Please set down all the lines beneath this one exactly, without the pictures.

-- START GIVEN INFORMATION --

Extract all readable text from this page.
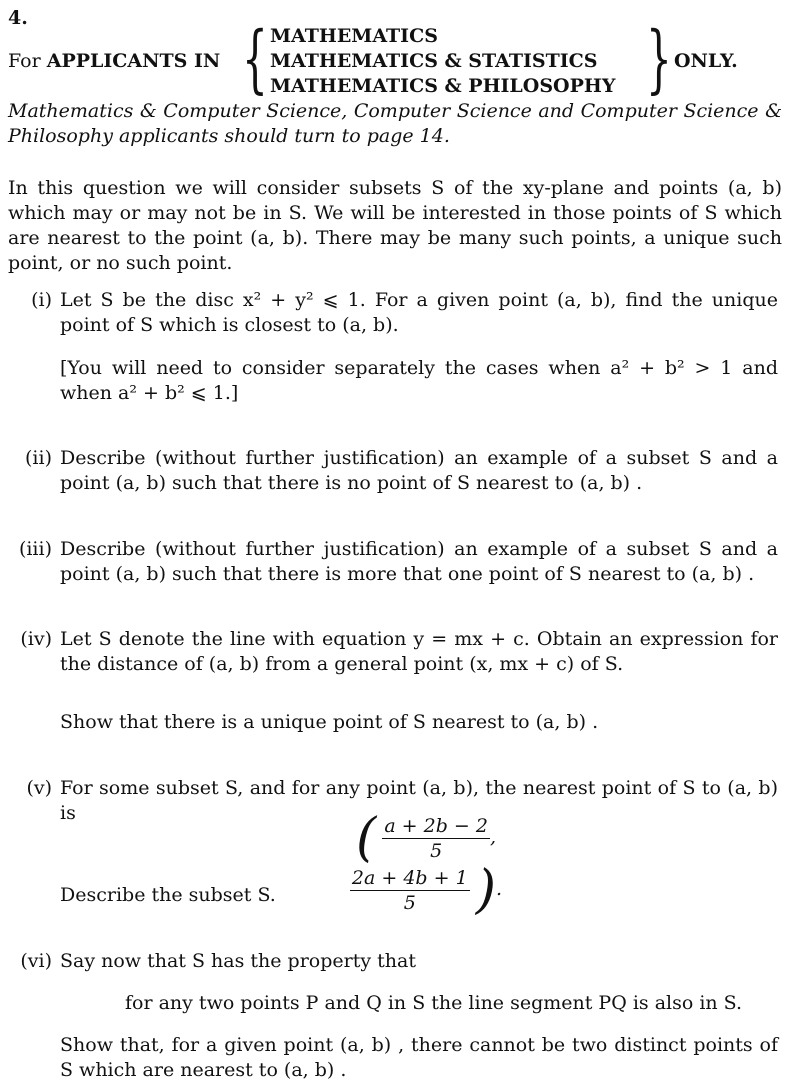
4.
For APPLICANTS IN { MATHEMATICS
MATHEMATICS & STATISTICS
MATHEMATICS & PHILOSOPHY } ONLY.
Mathematics & Computer Science, Computer Science and Computer Science & Philosophy applicants should turn to page 14.
In this question we will consider subsets S of the xy-plane and points (a, b) which may or may not be in S. We will be interested in those points of S which are nearest to the point (a, b). There may be many such points, a unique such point, or no such point.
(i) Let S be the disc x² + y² ⩽ 1. For a given point (a, b), find the unique point of S which is closest to (a, b).
[You will need to consider separately the cases when a² + b² > 1 and when a² + b² ⩽ 1.]
(ii) Describe (without further justification) an example of a subset S and a point (a, b) such that there is no point of S nearest to (a, b) .
(iii) Describe (without further justification) an example of a subset S and a point (a, b) such that there is more that one point of S nearest to (a, b) .
(iv) Let S denote the line with equation y = mx + c. Obtain an expression for the distance of (a, b) from a general point (x, mx + c) of S.
Show that there is a unique point of S nearest to (a, b) .
(v) For some subset S, and for any point (a, b), the nearest point of S to (a, b) is	( $\frac{a + 2b - 2}{5}$ ,
$\frac{2a + 4b + 1}{5}$ ).
Describe the subset S.
(vi) Say now that S has the property that
for any two points P and Q in S the line segment PQ is also in S.
Show that, for a given point (a, b) , there cannot be two distinct points of S which are nearest to (a, b) .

-- END GIVEN INFORMATION --

(THE RESULT)
Extract all readable text from this page.
4.
For APPLICANTS IN { MATHEMATICS
MATHEMATICS & STATISTICS
MATHEMATICS & PHILOSOPHY } ONLY.
Mathematics & Computer Science, Computer Science and Computer Science & Philosophy applicants should turn to page 14.
In this question we will consider subsets S of the xy-plane and points (a, b) which may or may not be in S. We will be interested in those points of S which are nearest to the point (a, b). There may be many such points, a unique such point, or no such point.
(i) Let S be the disc x² + y² ⩽ 1. For a given point (a, b), find the unique point of S which is closest to (a, b).
[You will need to consider separately the cases when a² + b² > 1 and when a² + b² ⩽ 1.]
(ii) Describe (without further justification) an example of a subset S and a point (a, b) such that there is no point of S nearest to (a, b) .
(iii) Describe (without further justification) an example of a subset S and a point (a, b) such that there is more that one point of S nearest to (a, b) .
(iv) Let S denote the line with equation y = mx + c. Obtain an expression for the distance of (a, b) from a general point (x, mx + c) of S.
Show that there is a unique point of S nearest to (a, b) .
(v) For some subset S, and for any point (a, b), the nearest point of S to (a, b) is	( $\frac{a + 2b - 2}{5}$ ,
$\frac{2a + 4b + 1}{5}$ ).
Describe the subset S.
(vi) Say now that S has the property that
for any two points P and Q in S the line segment PQ is also in S.
Show that, for a given point (a, b) , there cannot be two distinct points of S which are nearest to (a, b) .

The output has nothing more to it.